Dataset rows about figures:
============================================================
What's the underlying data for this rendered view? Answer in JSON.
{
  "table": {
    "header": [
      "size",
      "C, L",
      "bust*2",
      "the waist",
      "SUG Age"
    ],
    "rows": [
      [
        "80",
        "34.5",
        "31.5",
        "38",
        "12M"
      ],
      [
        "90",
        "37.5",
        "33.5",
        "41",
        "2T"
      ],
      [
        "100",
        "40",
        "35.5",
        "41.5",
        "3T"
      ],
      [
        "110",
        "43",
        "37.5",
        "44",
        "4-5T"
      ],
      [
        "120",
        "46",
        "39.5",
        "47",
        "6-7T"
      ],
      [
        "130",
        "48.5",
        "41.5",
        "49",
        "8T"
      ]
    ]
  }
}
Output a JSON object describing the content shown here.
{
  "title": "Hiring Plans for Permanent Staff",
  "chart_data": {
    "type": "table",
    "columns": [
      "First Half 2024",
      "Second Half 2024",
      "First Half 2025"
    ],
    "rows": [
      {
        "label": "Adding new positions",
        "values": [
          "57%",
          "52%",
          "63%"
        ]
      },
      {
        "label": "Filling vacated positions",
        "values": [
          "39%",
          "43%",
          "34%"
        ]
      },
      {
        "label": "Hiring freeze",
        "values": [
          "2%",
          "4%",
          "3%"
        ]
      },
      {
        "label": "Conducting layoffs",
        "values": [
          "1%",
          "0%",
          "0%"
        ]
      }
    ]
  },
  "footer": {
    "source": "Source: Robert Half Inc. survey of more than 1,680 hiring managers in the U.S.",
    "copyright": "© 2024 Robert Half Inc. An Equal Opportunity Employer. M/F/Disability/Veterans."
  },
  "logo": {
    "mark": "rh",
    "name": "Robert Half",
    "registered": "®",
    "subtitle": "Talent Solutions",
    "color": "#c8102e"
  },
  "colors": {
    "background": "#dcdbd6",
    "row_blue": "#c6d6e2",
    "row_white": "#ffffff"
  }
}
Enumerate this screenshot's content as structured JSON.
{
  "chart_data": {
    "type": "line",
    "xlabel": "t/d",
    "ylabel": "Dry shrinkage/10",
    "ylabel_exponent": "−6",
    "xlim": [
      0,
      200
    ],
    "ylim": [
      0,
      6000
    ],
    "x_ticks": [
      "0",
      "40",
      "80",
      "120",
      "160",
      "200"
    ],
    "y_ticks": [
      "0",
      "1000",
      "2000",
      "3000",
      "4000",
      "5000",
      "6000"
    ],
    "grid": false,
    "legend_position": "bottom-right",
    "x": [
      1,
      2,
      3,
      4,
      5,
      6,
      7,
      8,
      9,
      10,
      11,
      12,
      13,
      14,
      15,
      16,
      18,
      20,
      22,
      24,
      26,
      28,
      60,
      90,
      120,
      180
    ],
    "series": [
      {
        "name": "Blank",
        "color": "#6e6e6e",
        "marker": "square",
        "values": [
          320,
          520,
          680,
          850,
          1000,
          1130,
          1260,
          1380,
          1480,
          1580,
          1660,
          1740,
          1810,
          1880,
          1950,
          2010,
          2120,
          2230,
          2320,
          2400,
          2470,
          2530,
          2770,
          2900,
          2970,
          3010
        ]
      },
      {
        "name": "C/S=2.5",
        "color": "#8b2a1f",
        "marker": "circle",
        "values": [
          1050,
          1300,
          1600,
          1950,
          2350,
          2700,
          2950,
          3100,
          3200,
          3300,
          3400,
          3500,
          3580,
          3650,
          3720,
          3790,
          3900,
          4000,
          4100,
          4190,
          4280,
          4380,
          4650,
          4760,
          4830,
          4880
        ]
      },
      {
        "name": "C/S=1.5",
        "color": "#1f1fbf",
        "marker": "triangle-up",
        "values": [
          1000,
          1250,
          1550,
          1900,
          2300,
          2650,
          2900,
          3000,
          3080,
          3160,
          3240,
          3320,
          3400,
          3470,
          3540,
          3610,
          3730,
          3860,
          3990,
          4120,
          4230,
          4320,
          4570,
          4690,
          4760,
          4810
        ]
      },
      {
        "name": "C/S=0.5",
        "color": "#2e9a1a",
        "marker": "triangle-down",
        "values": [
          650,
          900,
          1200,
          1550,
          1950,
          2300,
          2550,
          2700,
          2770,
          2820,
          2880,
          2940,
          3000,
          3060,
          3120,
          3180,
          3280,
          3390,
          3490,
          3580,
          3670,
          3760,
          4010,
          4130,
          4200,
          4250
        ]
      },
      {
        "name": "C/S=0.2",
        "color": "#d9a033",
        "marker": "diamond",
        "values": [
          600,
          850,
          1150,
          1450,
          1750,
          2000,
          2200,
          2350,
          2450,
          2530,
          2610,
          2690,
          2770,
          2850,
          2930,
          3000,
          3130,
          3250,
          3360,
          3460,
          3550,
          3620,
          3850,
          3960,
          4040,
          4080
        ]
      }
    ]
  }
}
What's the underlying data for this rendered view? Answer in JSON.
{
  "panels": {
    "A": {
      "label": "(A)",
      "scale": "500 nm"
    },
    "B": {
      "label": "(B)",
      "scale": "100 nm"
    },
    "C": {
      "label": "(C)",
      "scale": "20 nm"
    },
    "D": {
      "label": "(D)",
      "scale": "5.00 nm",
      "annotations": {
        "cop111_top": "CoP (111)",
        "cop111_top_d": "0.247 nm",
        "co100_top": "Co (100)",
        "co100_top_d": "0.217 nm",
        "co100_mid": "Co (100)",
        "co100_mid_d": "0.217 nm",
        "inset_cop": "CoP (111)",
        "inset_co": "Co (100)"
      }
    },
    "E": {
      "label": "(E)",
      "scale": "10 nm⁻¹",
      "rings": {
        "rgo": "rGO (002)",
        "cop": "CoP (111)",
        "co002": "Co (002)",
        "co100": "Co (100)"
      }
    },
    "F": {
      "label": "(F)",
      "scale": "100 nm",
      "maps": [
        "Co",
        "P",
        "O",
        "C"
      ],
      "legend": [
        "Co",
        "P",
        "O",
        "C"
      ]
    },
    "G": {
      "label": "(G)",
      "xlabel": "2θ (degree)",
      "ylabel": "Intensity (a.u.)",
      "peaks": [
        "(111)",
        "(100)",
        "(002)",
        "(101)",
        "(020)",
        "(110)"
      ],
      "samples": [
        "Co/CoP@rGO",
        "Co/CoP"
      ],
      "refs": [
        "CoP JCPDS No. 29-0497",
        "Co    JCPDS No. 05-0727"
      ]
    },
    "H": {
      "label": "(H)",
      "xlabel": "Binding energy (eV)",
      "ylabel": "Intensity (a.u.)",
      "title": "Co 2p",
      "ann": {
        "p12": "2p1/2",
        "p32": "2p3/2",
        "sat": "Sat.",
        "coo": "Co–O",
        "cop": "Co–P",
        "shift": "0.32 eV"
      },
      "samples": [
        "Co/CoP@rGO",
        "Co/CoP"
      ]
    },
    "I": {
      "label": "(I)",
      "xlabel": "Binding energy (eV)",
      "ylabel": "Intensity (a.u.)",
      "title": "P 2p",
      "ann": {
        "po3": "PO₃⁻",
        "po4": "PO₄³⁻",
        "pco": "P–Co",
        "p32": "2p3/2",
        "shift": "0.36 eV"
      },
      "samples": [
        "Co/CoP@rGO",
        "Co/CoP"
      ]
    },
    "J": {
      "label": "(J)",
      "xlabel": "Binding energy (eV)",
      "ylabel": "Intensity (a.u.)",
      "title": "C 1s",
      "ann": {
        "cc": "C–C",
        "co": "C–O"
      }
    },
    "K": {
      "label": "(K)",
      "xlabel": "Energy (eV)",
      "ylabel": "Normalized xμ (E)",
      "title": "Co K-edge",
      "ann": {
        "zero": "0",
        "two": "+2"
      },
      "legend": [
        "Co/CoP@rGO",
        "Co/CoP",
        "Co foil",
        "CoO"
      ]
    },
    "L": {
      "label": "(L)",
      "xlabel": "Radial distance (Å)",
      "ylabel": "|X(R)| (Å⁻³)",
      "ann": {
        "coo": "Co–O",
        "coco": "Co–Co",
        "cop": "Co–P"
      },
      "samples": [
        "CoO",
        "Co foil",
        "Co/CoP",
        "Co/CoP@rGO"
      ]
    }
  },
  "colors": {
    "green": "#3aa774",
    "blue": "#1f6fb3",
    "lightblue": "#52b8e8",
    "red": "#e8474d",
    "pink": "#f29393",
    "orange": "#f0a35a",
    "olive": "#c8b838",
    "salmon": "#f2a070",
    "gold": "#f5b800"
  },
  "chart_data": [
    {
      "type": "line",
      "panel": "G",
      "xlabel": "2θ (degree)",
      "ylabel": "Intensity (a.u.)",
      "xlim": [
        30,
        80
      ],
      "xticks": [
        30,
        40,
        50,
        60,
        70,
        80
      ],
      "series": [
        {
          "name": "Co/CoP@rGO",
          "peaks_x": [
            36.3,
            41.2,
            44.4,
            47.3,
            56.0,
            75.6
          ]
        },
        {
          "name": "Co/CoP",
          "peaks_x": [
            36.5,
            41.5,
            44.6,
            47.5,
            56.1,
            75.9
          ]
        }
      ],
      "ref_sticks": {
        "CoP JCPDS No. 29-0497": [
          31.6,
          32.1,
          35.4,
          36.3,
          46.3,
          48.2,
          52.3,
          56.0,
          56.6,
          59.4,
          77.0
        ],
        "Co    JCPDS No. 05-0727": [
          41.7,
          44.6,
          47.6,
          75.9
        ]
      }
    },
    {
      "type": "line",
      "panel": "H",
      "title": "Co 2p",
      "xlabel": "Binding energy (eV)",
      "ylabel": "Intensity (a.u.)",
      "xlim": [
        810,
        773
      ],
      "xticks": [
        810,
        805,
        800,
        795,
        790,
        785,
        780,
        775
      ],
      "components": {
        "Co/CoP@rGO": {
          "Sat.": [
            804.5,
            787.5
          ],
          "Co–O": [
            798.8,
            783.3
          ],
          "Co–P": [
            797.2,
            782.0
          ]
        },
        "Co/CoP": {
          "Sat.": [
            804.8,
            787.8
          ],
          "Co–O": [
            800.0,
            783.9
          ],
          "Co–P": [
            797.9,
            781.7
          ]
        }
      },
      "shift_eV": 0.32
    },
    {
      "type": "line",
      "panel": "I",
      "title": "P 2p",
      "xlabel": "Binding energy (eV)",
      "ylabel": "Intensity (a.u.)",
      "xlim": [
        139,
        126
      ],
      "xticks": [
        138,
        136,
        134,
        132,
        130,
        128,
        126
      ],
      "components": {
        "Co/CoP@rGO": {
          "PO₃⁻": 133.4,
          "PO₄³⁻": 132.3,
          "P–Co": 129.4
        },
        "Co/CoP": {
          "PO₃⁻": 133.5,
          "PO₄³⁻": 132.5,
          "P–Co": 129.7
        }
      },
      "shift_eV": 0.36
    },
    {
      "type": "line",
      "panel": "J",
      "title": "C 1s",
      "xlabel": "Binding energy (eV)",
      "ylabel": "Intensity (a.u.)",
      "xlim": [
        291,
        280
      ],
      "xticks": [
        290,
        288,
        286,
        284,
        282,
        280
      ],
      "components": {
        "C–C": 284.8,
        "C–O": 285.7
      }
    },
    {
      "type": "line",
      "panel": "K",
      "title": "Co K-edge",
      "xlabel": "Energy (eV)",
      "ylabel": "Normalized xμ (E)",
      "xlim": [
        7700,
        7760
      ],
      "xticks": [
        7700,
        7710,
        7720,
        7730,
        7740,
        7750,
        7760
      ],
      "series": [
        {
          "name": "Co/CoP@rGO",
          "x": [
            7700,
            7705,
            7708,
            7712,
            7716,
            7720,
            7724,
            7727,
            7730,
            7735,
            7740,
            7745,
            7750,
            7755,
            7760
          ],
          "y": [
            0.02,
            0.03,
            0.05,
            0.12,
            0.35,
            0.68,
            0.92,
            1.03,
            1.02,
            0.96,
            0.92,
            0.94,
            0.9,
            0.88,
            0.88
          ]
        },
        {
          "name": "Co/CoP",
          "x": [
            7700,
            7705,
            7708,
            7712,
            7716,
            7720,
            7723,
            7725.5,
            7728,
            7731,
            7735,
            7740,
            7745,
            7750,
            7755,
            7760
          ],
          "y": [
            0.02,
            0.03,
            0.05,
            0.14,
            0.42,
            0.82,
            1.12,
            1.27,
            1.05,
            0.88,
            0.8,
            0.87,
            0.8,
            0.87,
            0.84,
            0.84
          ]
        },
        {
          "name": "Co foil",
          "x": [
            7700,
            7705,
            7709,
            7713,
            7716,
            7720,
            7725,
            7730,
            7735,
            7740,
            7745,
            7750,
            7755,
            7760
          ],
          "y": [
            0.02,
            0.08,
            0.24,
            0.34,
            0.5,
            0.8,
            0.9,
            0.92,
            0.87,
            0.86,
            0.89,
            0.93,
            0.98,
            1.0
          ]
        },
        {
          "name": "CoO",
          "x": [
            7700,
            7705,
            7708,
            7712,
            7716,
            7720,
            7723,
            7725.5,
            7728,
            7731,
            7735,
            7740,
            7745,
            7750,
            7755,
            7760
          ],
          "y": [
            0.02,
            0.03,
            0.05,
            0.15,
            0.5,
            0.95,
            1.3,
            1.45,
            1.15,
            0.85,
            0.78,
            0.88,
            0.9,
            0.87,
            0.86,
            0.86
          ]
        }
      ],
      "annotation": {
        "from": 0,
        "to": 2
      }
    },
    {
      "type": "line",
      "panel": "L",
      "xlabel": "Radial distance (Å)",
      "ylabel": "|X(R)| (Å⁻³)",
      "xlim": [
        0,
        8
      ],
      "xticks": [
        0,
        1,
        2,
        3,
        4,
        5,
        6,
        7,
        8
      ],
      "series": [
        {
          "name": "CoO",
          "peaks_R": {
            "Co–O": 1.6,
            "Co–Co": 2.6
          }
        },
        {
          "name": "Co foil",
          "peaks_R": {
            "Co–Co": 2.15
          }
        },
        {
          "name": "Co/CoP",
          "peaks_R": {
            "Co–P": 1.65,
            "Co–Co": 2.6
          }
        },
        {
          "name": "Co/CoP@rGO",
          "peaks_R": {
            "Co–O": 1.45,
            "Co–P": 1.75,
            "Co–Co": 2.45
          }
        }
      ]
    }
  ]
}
============================================================
• [The problem]
Scan the material for lines with the word "content", and copy each line you find.

• [Solution for this problem]
Output a JSON object describing the content shown here.
Enumerate this screenshot's content as structured JSON.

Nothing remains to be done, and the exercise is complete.